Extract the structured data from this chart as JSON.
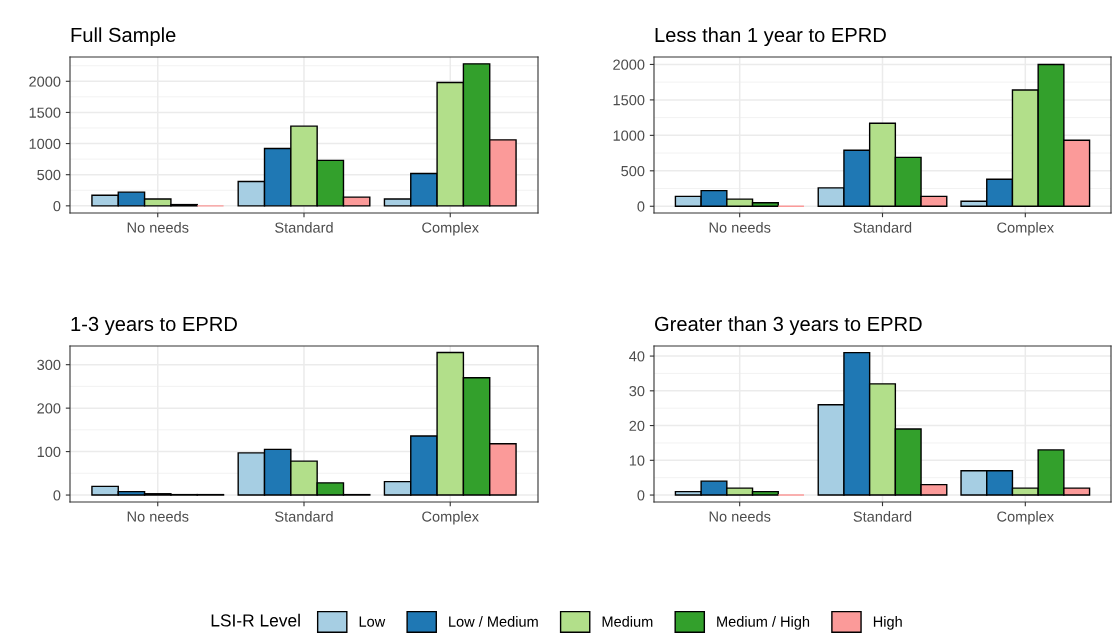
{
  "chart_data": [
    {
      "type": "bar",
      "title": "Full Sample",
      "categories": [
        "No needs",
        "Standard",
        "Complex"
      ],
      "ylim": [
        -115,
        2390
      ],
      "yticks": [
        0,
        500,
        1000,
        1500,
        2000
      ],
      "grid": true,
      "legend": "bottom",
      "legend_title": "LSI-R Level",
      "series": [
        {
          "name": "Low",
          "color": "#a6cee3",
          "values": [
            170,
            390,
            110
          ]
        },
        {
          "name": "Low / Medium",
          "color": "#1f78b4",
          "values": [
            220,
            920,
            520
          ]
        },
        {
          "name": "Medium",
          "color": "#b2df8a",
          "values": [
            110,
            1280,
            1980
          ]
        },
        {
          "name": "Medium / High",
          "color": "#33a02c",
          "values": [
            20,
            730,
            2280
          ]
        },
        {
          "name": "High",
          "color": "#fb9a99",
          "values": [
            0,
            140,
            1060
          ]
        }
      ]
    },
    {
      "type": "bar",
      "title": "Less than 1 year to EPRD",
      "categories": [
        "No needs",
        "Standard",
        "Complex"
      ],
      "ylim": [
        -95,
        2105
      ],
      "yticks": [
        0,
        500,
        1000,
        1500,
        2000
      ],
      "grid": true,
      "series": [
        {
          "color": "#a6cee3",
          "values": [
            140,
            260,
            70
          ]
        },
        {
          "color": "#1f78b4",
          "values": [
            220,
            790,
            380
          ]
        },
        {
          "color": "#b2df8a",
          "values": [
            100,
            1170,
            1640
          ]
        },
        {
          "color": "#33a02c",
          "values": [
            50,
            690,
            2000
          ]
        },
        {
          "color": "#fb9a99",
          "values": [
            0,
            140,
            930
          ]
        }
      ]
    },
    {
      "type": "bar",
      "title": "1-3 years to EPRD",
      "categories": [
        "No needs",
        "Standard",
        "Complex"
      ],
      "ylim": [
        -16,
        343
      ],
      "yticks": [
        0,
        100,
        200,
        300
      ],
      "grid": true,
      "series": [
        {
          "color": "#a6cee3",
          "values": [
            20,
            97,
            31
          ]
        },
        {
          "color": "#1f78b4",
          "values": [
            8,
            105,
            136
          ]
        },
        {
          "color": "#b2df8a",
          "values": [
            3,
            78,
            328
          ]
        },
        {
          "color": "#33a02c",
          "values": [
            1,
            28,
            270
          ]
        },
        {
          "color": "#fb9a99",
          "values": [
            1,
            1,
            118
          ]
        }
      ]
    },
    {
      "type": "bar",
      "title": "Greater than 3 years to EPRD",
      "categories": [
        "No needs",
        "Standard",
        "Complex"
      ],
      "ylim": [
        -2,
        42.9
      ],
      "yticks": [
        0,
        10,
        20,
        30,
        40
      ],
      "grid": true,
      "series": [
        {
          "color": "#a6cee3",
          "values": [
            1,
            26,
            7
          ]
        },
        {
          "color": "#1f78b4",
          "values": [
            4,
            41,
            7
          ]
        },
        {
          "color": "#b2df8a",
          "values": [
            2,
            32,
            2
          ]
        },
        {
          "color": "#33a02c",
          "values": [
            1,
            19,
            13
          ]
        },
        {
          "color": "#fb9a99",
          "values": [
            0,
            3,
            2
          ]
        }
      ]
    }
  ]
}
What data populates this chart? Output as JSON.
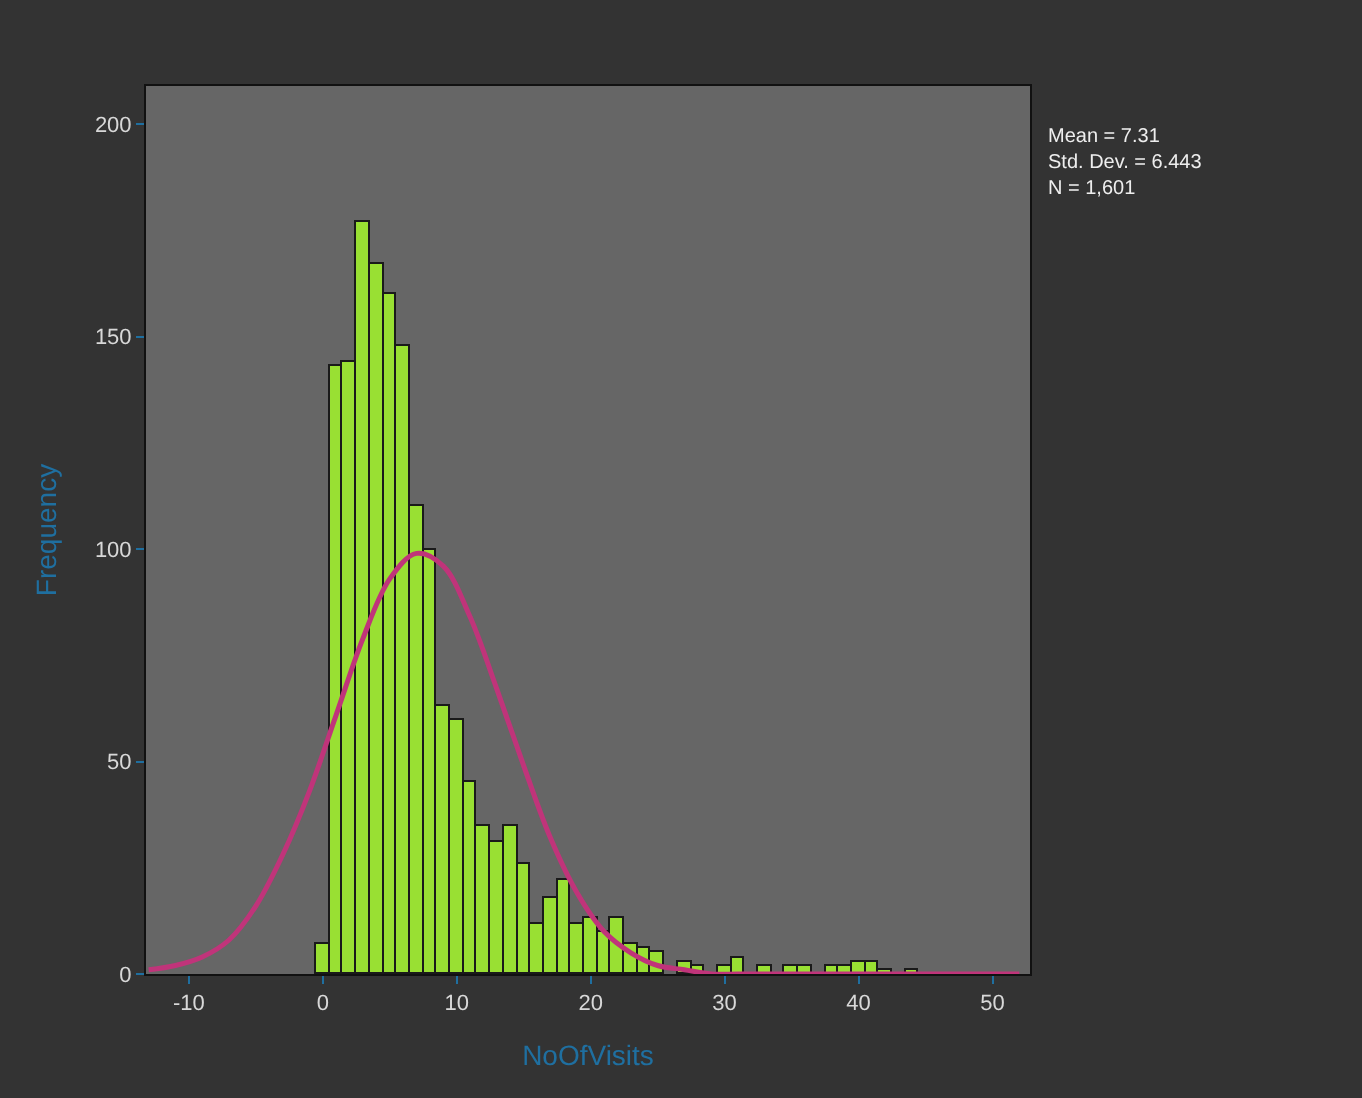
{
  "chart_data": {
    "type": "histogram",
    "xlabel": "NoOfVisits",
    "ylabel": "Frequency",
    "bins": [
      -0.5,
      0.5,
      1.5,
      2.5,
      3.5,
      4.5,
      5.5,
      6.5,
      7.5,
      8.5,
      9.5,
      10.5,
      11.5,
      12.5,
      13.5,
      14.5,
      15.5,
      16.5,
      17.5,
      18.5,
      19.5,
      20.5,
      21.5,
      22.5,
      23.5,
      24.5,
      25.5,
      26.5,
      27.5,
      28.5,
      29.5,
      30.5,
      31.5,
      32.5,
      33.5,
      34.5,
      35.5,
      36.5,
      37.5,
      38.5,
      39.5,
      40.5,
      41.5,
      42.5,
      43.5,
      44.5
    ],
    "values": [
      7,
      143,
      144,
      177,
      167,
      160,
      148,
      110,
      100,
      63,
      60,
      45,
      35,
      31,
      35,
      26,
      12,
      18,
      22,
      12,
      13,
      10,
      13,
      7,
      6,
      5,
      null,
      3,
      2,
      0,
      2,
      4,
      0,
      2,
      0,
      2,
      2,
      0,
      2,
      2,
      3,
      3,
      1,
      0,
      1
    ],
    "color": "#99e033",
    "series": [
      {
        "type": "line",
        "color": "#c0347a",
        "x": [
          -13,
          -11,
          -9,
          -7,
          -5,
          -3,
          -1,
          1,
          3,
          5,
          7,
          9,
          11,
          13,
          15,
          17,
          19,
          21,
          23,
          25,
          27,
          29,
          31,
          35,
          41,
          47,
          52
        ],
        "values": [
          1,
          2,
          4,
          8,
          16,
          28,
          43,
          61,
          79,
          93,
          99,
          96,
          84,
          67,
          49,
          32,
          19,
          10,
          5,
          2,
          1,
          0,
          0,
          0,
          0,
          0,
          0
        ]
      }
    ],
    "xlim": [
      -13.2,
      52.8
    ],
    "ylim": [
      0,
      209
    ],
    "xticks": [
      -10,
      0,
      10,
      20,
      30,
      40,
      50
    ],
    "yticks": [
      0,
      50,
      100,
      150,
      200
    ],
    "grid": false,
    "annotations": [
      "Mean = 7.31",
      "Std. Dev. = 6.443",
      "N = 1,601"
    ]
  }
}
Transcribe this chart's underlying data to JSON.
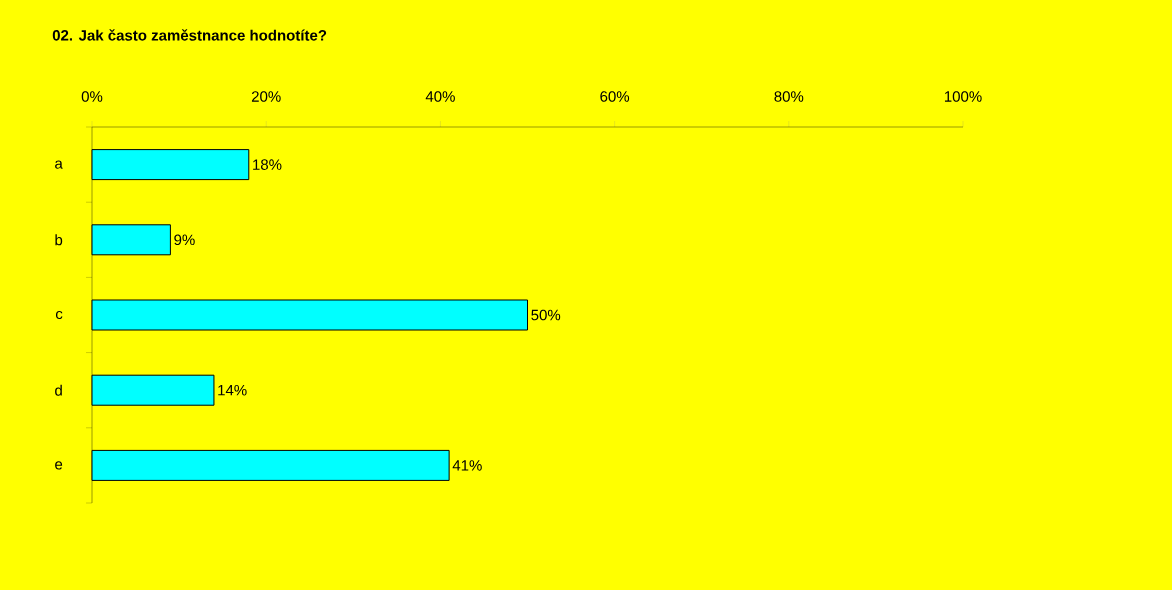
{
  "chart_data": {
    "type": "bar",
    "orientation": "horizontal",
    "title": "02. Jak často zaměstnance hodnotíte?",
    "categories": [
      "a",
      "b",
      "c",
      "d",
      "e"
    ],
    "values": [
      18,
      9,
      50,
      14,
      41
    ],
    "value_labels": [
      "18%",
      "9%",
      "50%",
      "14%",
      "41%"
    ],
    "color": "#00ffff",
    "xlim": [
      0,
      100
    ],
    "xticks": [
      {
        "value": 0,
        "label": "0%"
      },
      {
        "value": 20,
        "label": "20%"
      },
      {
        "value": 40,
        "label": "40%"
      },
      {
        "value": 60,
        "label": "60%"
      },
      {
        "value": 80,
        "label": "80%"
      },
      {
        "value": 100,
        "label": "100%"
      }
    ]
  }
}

** The problem **
Return every line holding the word "JSON" from the records.

** Solution for this problem **
Extract the structured data from this chart as JSON.
What data populates this chart? Output as JSON.
Transcribe this chart's underlying data to JSON.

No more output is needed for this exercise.